> _Brief_
Give only the count of lines containing "JSON".

> _Entries_

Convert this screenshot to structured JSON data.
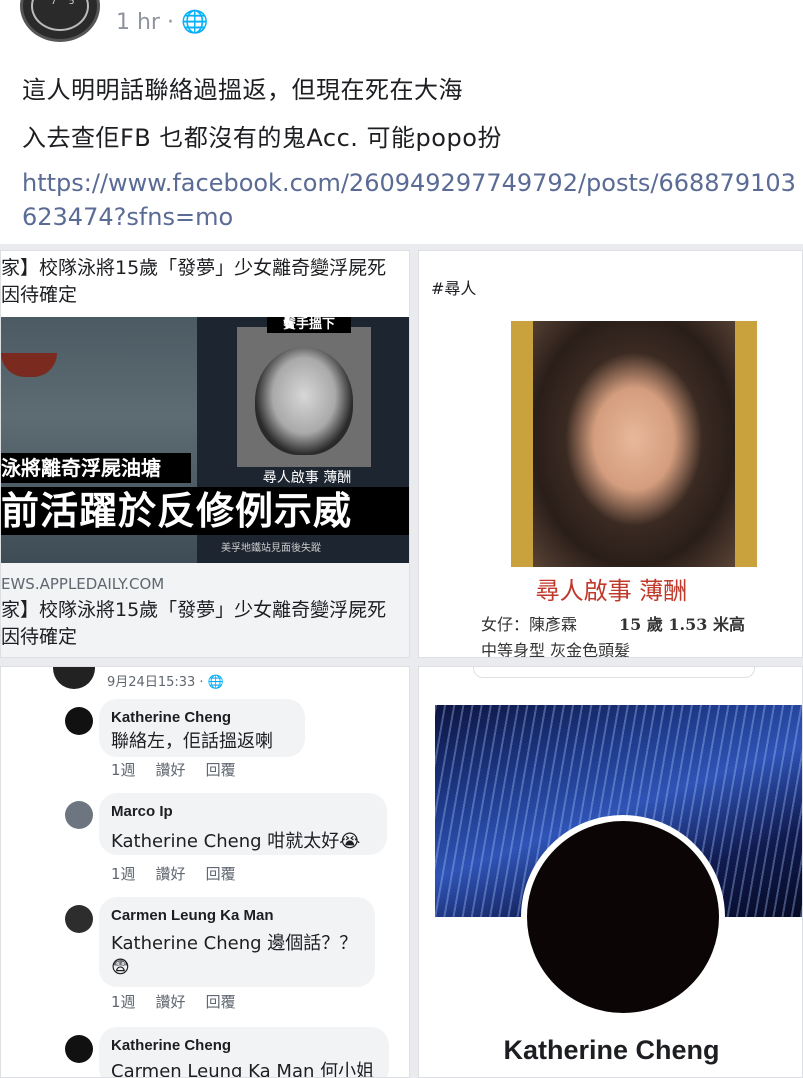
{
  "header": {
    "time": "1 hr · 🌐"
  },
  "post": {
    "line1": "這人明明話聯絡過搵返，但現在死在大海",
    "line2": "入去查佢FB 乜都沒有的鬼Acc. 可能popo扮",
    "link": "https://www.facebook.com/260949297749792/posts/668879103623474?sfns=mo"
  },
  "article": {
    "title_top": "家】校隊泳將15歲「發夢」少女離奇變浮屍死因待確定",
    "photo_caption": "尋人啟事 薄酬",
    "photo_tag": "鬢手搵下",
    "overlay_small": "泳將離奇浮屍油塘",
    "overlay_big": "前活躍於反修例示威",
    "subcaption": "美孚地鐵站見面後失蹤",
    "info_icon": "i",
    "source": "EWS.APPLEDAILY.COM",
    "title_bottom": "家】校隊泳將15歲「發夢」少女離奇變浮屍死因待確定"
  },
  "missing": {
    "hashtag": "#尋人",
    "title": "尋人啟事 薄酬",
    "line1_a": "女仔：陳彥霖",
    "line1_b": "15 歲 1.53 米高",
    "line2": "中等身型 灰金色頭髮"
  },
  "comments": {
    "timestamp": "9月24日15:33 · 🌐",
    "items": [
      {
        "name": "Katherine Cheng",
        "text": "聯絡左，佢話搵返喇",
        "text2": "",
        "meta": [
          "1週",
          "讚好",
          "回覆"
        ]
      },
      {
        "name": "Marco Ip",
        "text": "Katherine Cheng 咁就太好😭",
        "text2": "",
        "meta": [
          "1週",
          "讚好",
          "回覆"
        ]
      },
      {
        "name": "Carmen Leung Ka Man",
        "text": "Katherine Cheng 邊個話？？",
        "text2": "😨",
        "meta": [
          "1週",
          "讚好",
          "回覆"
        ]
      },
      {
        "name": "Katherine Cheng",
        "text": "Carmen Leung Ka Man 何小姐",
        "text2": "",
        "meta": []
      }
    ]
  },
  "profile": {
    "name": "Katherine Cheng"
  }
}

==

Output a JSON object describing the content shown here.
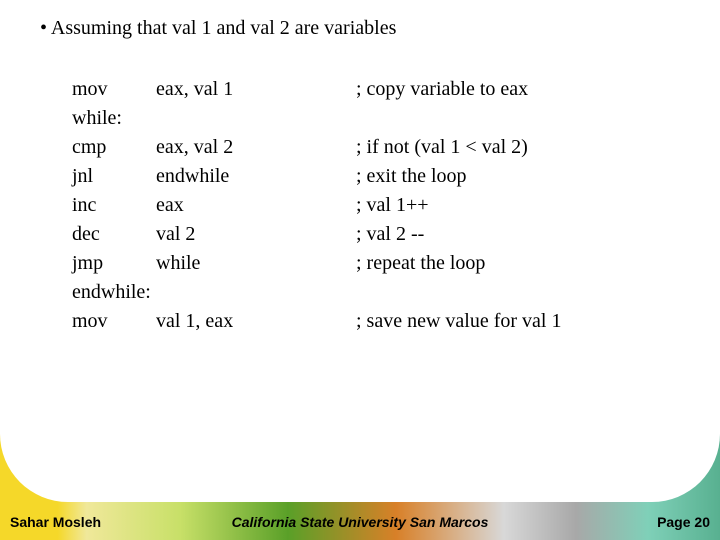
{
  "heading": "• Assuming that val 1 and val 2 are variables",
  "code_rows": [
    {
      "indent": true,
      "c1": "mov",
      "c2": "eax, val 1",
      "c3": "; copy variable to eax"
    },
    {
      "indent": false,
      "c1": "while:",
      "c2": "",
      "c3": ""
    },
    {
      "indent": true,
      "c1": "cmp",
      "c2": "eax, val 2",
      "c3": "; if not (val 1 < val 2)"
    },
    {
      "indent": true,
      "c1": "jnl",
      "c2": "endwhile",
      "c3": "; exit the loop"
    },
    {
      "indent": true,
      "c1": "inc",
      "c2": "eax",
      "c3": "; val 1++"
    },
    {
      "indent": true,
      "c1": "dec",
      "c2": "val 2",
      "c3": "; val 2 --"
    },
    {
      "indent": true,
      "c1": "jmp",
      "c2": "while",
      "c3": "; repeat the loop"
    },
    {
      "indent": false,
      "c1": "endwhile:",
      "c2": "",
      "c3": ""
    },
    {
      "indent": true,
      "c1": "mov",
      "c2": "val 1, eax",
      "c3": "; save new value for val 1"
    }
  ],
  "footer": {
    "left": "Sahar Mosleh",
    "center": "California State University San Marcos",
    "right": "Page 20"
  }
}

> _Reply_
2